**Exercise aim:** Print out each record below, unaltered and complete, without its images.

**Dataset entries:**
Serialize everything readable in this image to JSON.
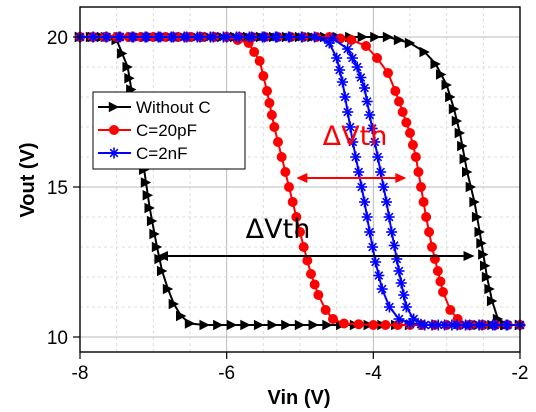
{
  "chart_data": {
    "type": "line",
    "xlabel": "Vin (V)",
    "ylabel": "Vout (V)",
    "xlim": [
      -8,
      -2
    ],
    "ylim": [
      9.5,
      21
    ],
    "xticks": [
      -8,
      -6,
      -4,
      -2
    ],
    "yticks": [
      10,
      15,
      20
    ],
    "grid": true,
    "legend_position": "left",
    "series": [
      {
        "name": "Without C",
        "color": "#000000",
        "marker": "triangle-right",
        "points": [
          [
            -8.0,
            20
          ],
          [
            -7.7,
            20
          ],
          [
            -7.5,
            19.9
          ],
          [
            -7.35,
            19.0
          ],
          [
            -7.25,
            17.5
          ],
          [
            -7.15,
            16.0
          ],
          [
            -7.05,
            14.3
          ],
          [
            -6.95,
            13.0
          ],
          [
            -6.88,
            12.2
          ],
          [
            -6.8,
            11.6
          ],
          [
            -6.72,
            11.1
          ],
          [
            -6.62,
            10.7
          ],
          [
            -6.5,
            10.45
          ],
          [
            -6.3,
            10.4
          ],
          [
            -5.0,
            10.4
          ],
          [
            -3.5,
            10.4
          ],
          [
            -2.0,
            10.4
          ]
        ],
        "reverse_points": [
          [
            -2.0,
            10.4
          ],
          [
            -2.2,
            10.4
          ],
          [
            -2.3,
            10.6
          ],
          [
            -2.38,
            11.2
          ],
          [
            -2.45,
            12.0
          ],
          [
            -2.55,
            13.5
          ],
          [
            -2.62,
            14.5
          ],
          [
            -2.72,
            15.5
          ],
          [
            -2.82,
            16.8
          ],
          [
            -2.9,
            17.6
          ],
          [
            -3.0,
            18.4
          ],
          [
            -3.15,
            19.1
          ],
          [
            -3.3,
            19.5
          ],
          [
            -3.5,
            19.8
          ],
          [
            -3.8,
            20.0
          ],
          [
            -5.0,
            20.0
          ],
          [
            -8.0,
            20.0
          ]
        ]
      },
      {
        "name": "C=20pF",
        "color": "#ff0000",
        "marker": "circle",
        "points": [
          [
            -8.0,
            20
          ],
          [
            -7.0,
            20
          ],
          [
            -6.0,
            20
          ],
          [
            -5.7,
            19.8
          ],
          [
            -5.55,
            19.2
          ],
          [
            -5.45,
            18.2
          ],
          [
            -5.35,
            17.0
          ],
          [
            -5.25,
            16.0
          ],
          [
            -5.15,
            15.0
          ],
          [
            -5.05,
            14.0
          ],
          [
            -4.95,
            13.0
          ],
          [
            -4.85,
            12.1
          ],
          [
            -4.75,
            11.4
          ],
          [
            -4.65,
            10.9
          ],
          [
            -4.55,
            10.6
          ],
          [
            -4.4,
            10.45
          ],
          [
            -4.0,
            10.4
          ],
          [
            -3.0,
            10.4
          ],
          [
            -2.0,
            10.4
          ]
        ],
        "reverse_points": [
          [
            -2.0,
            10.4
          ],
          [
            -2.7,
            10.4
          ],
          [
            -2.85,
            10.6
          ],
          [
            -2.95,
            10.9
          ],
          [
            -3.05,
            11.5
          ],
          [
            -3.12,
            12.2
          ],
          [
            -3.2,
            13.0
          ],
          [
            -3.28,
            14.0
          ],
          [
            -3.35,
            15.0
          ],
          [
            -3.42,
            16.0
          ],
          [
            -3.5,
            16.8
          ],
          [
            -3.6,
            17.5
          ],
          [
            -3.7,
            18.2
          ],
          [
            -3.8,
            18.8
          ],
          [
            -3.95,
            19.3
          ],
          [
            -4.1,
            19.7
          ],
          [
            -4.3,
            19.9
          ],
          [
            -4.6,
            20.0
          ],
          [
            -6.0,
            20.0
          ],
          [
            -8.0,
            20.0
          ]
        ]
      },
      {
        "name": "C=2nF",
        "color": "#0000ff",
        "marker": "asterisk",
        "points": [
          [
            -8.0,
            20
          ],
          [
            -6.0,
            20
          ],
          [
            -4.8,
            20
          ],
          [
            -4.6,
            19.8
          ],
          [
            -4.5,
            19.3
          ],
          [
            -4.42,
            18.5
          ],
          [
            -4.35,
            17.5
          ],
          [
            -4.28,
            16.5
          ],
          [
            -4.2,
            15.5
          ],
          [
            -4.12,
            14.5
          ],
          [
            -4.05,
            13.5
          ],
          [
            -3.97,
            12.5
          ],
          [
            -3.88,
            11.6
          ],
          [
            -3.78,
            11.0
          ],
          [
            -3.65,
            10.6
          ],
          [
            -3.5,
            10.45
          ],
          [
            -3.2,
            10.4
          ],
          [
            -2.0,
            10.4
          ]
        ],
        "reverse_points": [
          [
            -2.0,
            10.4
          ],
          [
            -3.3,
            10.4
          ],
          [
            -3.45,
            10.6
          ],
          [
            -3.55,
            11.0
          ],
          [
            -3.62,
            11.8
          ],
          [
            -3.68,
            12.6
          ],
          [
            -3.75,
            13.5
          ],
          [
            -3.82,
            14.5
          ],
          [
            -3.9,
            15.5
          ],
          [
            -3.98,
            16.5
          ],
          [
            -4.05,
            17.4
          ],
          [
            -4.12,
            18.3
          ],
          [
            -4.22,
            19.0
          ],
          [
            -4.35,
            19.6
          ],
          [
            -4.55,
            19.95
          ],
          [
            -4.8,
            20.0
          ],
          [
            -8.0,
            20.0
          ]
        ]
      }
    ],
    "annotations": [
      {
        "text": "ΔVth",
        "color": "#000000",
        "x_from": -6.95,
        "x_to": -2.62,
        "y": 12.7,
        "label_x": -5.3,
        "label_y": 13.6
      },
      {
        "text": "ΔVth",
        "color": "#ff0000",
        "x_from": -5.05,
        "x_to": -3.55,
        "y": 15.3,
        "label_x": -4.25,
        "label_y": 16.7
      }
    ]
  }
}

**Worked answer:**
Serialize everything readable in this image to JSON.
{
  "chart_data": {
    "type": "line",
    "xlabel": "Vin (V)",
    "ylabel": "Vout (V)",
    "xlim": [
      -8,
      -2
    ],
    "ylim": [
      9.5,
      21
    ],
    "xticks": [
      -8,
      -6,
      -4,
      -2
    ],
    "yticks": [
      10,
      15,
      20
    ],
    "grid": true,
    "legend_position": "left",
    "series": [
      {
        "name": "Without C",
        "color": "#000000",
        "marker": "triangle-right",
        "points": [
          [
            -8.0,
            20
          ],
          [
            -7.7,
            20
          ],
          [
            -7.5,
            19.9
          ],
          [
            -7.35,
            19.0
          ],
          [
            -7.25,
            17.5
          ],
          [
            -7.15,
            16.0
          ],
          [
            -7.05,
            14.3
          ],
          [
            -6.95,
            13.0
          ],
          [
            -6.88,
            12.2
          ],
          [
            -6.8,
            11.6
          ],
          [
            -6.72,
            11.1
          ],
          [
            -6.62,
            10.7
          ],
          [
            -6.5,
            10.45
          ],
          [
            -6.3,
            10.4
          ],
          [
            -5.0,
            10.4
          ],
          [
            -3.5,
            10.4
          ],
          [
            -2.0,
            10.4
          ]
        ],
        "reverse_points": [
          [
            -2.0,
            10.4
          ],
          [
            -2.2,
            10.4
          ],
          [
            -2.3,
            10.6
          ],
          [
            -2.38,
            11.2
          ],
          [
            -2.45,
            12.0
          ],
          [
            -2.55,
            13.5
          ],
          [
            -2.62,
            14.5
          ],
          [
            -2.72,
            15.5
          ],
          [
            -2.82,
            16.8
          ],
          [
            -2.9,
            17.6
          ],
          [
            -3.0,
            18.4
          ],
          [
            -3.15,
            19.1
          ],
          [
            -3.3,
            19.5
          ],
          [
            -3.5,
            19.8
          ],
          [
            -3.8,
            20.0
          ],
          [
            -5.0,
            20.0
          ],
          [
            -8.0,
            20.0
          ]
        ]
      },
      {
        "name": "C=20pF",
        "color": "#ff0000",
        "marker": "circle",
        "points": [
          [
            -8.0,
            20
          ],
          [
            -7.0,
            20
          ],
          [
            -6.0,
            20
          ],
          [
            -5.7,
            19.8
          ],
          [
            -5.55,
            19.2
          ],
          [
            -5.45,
            18.2
          ],
          [
            -5.35,
            17.0
          ],
          [
            -5.25,
            16.0
          ],
          [
            -5.15,
            15.0
          ],
          [
            -5.05,
            14.0
          ],
          [
            -4.95,
            13.0
          ],
          [
            -4.85,
            12.1
          ],
          [
            -4.75,
            11.4
          ],
          [
            -4.65,
            10.9
          ],
          [
            -4.55,
            10.6
          ],
          [
            -4.4,
            10.45
          ],
          [
            -4.0,
            10.4
          ],
          [
            -3.0,
            10.4
          ],
          [
            -2.0,
            10.4
          ]
        ],
        "reverse_points": [
          [
            -2.0,
            10.4
          ],
          [
            -2.7,
            10.4
          ],
          [
            -2.85,
            10.6
          ],
          [
            -2.95,
            10.9
          ],
          [
            -3.05,
            11.5
          ],
          [
            -3.12,
            12.2
          ],
          [
            -3.2,
            13.0
          ],
          [
            -3.28,
            14.0
          ],
          [
            -3.35,
            15.0
          ],
          [
            -3.42,
            16.0
          ],
          [
            -3.5,
            16.8
          ],
          [
            -3.6,
            17.5
          ],
          [
            -3.7,
            18.2
          ],
          [
            -3.8,
            18.8
          ],
          [
            -3.95,
            19.3
          ],
          [
            -4.1,
            19.7
          ],
          [
            -4.3,
            19.9
          ],
          [
            -4.6,
            20.0
          ],
          [
            -6.0,
            20.0
          ],
          [
            -8.0,
            20.0
          ]
        ]
      },
      {
        "name": "C=2nF",
        "color": "#0000ff",
        "marker": "asterisk",
        "points": [
          [
            -8.0,
            20
          ],
          [
            -6.0,
            20
          ],
          [
            -4.8,
            20
          ],
          [
            -4.6,
            19.8
          ],
          [
            -4.5,
            19.3
          ],
          [
            -4.42,
            18.5
          ],
          [
            -4.35,
            17.5
          ],
          [
            -4.28,
            16.5
          ],
          [
            -4.2,
            15.5
          ],
          [
            -4.12,
            14.5
          ],
          [
            -4.05,
            13.5
          ],
          [
            -3.97,
            12.5
          ],
          [
            -3.88,
            11.6
          ],
          [
            -3.78,
            11.0
          ],
          [
            -3.65,
            10.6
          ],
          [
            -3.5,
            10.45
          ],
          [
            -3.2,
            10.4
          ],
          [
            -2.0,
            10.4
          ]
        ],
        "reverse_points": [
          [
            -2.0,
            10.4
          ],
          [
            -3.3,
            10.4
          ],
          [
            -3.45,
            10.6
          ],
          [
            -3.55,
            11.0
          ],
          [
            -3.62,
            11.8
          ],
          [
            -3.68,
            12.6
          ],
          [
            -3.75,
            13.5
          ],
          [
            -3.82,
            14.5
          ],
          [
            -3.9,
            15.5
          ],
          [
            -3.98,
            16.5
          ],
          [
            -4.05,
            17.4
          ],
          [
            -4.12,
            18.3
          ],
          [
            -4.22,
            19.0
          ],
          [
            -4.35,
            19.6
          ],
          [
            -4.55,
            19.95
          ],
          [
            -4.8,
            20.0
          ],
          [
            -8.0,
            20.0
          ]
        ]
      }
    ],
    "annotations": [
      {
        "text": "ΔVth",
        "color": "#000000",
        "x_from": -6.95,
        "x_to": -2.62,
        "y": 12.7,
        "label_x": -5.3,
        "label_y": 13.6
      },
      {
        "text": "ΔVth",
        "color": "#ff0000",
        "x_from": -5.05,
        "x_to": -3.55,
        "y": 15.3,
        "label_x": -4.25,
        "label_y": 16.7
      }
    ]
  }
}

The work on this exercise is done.